▶ What is being asked: In the listing that follows, count every line with the word "points" in it and write only the total.

▶ Material provided:
----

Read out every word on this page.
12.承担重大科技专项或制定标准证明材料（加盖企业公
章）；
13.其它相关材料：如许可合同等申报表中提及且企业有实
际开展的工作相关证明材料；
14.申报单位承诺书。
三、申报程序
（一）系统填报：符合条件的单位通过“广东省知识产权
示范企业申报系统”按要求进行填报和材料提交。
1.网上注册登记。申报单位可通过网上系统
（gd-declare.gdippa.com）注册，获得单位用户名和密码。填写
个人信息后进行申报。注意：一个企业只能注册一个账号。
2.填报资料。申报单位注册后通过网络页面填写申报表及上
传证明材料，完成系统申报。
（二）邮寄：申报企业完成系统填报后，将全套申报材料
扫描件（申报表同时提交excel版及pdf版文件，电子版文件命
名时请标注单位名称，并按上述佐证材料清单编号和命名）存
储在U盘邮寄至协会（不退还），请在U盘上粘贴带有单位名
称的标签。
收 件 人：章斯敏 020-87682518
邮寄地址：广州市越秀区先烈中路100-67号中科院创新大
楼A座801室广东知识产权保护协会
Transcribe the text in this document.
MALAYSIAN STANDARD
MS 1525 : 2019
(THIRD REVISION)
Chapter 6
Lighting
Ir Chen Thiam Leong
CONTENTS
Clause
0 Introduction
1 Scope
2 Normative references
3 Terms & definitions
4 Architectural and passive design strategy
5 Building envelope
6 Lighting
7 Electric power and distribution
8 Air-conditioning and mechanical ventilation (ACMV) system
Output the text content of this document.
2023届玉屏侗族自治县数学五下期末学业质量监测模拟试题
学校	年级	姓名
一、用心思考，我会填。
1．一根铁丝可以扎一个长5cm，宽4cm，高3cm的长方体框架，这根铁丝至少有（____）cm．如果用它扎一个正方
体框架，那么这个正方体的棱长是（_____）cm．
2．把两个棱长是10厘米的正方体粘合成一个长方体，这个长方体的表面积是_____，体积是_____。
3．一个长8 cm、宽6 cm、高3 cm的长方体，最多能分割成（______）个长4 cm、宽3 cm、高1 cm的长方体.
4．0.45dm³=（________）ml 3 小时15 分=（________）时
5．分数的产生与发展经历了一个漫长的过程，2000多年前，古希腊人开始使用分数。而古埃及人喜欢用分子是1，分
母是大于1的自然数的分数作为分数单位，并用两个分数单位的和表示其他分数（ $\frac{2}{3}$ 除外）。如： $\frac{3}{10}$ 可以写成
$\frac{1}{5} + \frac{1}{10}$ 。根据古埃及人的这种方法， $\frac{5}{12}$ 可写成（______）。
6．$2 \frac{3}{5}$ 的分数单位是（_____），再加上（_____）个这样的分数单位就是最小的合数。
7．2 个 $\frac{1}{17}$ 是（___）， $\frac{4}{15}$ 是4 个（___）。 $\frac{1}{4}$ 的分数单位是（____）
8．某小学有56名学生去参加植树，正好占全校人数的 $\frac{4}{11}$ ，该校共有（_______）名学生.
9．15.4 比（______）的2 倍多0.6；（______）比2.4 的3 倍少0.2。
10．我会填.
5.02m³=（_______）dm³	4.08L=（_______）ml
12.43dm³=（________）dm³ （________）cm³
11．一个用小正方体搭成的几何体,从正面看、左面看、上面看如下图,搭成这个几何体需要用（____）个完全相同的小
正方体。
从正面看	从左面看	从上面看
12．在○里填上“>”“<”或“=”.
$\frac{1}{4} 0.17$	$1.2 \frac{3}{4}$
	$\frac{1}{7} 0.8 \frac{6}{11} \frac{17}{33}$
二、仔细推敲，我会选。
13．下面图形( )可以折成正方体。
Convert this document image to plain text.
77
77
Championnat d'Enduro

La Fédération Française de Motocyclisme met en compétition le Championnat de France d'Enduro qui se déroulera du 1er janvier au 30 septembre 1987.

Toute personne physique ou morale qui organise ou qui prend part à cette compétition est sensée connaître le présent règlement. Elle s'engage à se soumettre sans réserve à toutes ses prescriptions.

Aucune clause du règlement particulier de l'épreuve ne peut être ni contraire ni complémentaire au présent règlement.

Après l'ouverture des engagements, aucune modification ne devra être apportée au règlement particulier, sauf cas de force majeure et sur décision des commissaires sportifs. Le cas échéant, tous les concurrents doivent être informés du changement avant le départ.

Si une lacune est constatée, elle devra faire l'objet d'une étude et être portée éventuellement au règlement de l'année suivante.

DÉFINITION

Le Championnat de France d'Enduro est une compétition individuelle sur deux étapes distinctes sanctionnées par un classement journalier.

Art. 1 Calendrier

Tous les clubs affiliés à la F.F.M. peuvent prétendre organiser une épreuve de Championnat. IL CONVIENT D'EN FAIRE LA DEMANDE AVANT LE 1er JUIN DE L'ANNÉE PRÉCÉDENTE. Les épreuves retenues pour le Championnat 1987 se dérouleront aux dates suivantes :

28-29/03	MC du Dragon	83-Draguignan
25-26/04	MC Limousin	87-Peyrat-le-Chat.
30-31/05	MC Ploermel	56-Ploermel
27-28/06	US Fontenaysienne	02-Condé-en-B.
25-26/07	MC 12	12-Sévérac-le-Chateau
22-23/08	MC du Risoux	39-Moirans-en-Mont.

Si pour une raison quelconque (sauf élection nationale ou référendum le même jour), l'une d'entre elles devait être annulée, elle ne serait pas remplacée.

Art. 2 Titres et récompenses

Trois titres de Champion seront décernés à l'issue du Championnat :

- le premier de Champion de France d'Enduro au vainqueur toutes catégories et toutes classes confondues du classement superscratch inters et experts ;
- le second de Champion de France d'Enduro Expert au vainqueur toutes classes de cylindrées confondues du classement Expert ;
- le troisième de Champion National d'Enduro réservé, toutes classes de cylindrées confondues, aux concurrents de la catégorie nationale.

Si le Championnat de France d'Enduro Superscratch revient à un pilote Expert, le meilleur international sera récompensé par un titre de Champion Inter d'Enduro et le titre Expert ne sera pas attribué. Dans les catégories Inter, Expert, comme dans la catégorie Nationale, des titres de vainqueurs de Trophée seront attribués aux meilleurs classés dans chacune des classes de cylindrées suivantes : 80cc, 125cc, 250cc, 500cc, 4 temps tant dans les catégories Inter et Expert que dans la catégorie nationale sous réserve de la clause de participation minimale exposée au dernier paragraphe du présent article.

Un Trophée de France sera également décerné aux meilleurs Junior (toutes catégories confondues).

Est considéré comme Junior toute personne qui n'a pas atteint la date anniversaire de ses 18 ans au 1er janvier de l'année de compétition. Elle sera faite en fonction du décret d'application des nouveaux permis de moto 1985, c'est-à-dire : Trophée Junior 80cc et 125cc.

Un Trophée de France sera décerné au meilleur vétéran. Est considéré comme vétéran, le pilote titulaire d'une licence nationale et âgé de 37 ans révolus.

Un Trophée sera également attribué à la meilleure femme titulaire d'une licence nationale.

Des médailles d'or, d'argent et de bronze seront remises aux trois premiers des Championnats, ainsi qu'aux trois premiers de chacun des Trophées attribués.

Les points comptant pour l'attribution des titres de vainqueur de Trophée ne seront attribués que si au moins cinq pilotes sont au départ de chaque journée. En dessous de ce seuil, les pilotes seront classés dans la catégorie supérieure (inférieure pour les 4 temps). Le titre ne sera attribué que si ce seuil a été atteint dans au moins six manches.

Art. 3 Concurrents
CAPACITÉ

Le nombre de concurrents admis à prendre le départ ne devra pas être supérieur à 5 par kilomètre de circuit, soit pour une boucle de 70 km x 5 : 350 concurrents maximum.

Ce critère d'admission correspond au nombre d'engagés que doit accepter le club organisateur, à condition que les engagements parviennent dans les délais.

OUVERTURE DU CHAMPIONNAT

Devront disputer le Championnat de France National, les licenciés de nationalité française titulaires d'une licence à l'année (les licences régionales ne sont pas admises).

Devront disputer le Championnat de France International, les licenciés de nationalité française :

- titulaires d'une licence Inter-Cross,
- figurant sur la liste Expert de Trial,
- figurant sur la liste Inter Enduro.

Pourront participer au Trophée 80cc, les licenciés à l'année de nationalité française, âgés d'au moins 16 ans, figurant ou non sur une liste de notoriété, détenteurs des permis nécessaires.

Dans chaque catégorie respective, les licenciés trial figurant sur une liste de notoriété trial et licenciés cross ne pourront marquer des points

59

----

▶ The solution: 2